Agency Considers Changing Size Limit

By Charles R. Babcock and Ellen McCarthy
Washington Post
June 18, 2005

One speaker's company can provide the government with teachers of 90 different languages. Another, who owned a Rockville biotech start-up, was concerned about competitors backed by wealthy venture capitalists. Others were trying to sell federal agencies office supplies or software or accounting services.

They had one thing in common: concern that proposals to rewrite the federal definition of what constitutes a "small business" could hurt their access to federal grants, loans and contracts.

Representatives of about 90 Washington area companies testified at a Small Business Administration hearing yesterday on whether the agency should change its system for determining which companies qualify for its programs to ensure that larger, more established firms don't participate. A proposal last year to base the determination largely on the number of employees was dropped after a storm of criticism, which prompted the SBA to schedule 11 hearings around the country to help shape a new size standard.

William C. Joern, vice president of the International Center for Language Studies Inc. in the District, said his company doesn't favor defining size by number of employees because the payroll fluctuates with the needs of government clients such as the Pentagon, State Department and FBI -- hardly a guide to the long-term size and solidity of his company.

Caroline Y. Watler, president of Circle Solutions Inc. of McLean, which has about 100 employees and a contract to run an information clearinghouse for one of the National Institutes of Health, said her company "wouldn't be eligible for 80 percent of our work" if a 50-employee limit were imposed for her field. "I hope you encourage us rather than put us out of business," she said.

- **INPUT FOR THIS TASK**
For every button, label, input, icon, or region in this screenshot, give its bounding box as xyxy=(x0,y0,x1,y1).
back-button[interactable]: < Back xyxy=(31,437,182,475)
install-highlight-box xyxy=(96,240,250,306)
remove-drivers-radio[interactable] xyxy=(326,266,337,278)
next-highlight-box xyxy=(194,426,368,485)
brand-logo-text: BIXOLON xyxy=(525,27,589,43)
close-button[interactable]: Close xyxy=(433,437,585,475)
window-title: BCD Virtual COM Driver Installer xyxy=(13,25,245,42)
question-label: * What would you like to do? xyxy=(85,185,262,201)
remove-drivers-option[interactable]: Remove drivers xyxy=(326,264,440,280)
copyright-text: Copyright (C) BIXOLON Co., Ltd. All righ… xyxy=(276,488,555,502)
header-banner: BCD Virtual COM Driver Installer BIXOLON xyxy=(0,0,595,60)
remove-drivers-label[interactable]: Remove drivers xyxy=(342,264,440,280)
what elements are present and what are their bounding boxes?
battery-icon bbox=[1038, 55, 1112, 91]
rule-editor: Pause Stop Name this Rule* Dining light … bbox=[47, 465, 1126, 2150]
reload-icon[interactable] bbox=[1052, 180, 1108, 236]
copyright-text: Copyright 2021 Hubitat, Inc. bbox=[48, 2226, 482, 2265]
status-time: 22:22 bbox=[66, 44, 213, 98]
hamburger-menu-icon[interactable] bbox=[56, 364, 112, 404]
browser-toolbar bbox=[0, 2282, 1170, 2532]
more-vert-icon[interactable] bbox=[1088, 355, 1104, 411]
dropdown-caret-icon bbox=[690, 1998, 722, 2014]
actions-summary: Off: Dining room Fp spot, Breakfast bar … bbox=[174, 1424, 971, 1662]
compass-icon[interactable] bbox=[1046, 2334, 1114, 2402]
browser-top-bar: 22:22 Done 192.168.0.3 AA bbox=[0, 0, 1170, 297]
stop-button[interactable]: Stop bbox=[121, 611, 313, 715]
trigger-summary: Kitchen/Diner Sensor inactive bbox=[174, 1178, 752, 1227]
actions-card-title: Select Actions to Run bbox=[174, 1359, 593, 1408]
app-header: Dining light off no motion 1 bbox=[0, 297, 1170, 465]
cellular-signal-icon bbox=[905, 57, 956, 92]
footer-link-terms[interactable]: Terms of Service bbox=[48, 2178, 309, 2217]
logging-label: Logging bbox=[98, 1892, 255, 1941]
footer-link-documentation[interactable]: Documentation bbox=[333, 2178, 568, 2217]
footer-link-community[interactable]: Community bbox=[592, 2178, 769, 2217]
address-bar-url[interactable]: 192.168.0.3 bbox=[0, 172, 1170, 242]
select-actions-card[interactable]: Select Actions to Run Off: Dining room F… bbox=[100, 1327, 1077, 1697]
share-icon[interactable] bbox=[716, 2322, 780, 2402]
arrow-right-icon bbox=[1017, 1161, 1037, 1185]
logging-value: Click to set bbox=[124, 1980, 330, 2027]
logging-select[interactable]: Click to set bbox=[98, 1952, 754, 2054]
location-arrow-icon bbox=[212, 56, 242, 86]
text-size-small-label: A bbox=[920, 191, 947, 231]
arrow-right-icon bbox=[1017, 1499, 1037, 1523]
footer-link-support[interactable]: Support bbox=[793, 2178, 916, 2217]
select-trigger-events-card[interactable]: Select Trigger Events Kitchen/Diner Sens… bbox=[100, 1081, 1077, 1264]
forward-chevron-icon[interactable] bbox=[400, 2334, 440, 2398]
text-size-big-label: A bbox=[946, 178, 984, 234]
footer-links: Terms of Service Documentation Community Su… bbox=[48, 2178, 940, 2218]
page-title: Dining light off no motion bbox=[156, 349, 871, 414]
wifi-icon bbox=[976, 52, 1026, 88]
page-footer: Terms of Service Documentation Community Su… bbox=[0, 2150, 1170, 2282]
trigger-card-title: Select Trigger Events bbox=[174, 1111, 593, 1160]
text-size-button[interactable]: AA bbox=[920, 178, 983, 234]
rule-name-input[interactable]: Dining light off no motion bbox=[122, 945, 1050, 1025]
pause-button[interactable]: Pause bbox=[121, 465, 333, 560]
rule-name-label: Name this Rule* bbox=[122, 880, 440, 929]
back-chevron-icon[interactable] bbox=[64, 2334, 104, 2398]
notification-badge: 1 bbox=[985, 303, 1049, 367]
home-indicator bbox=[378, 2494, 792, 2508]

- **EXERCISES**
A. In the article about the small business size standard, how many hearings did the SBA schedule around the country?
B. Print the listing starting at its first line and ending at the line that contains "install-highlight-box xyxy=(96,240,250,306)", with both of those lines included.
The article and the listing are unrelated material.

- **COMPLETED EXERCISE**
A. The SBA scheduled 11 hearings.

B.
For every button, label, input, icon, or region in this screenshot, give its bounding box as xyxy=(x0,y0,x1,y1).
back-button[interactable]: < Back xyxy=(31,437,182,475)
install-highlight-box xyxy=(96,240,250,306)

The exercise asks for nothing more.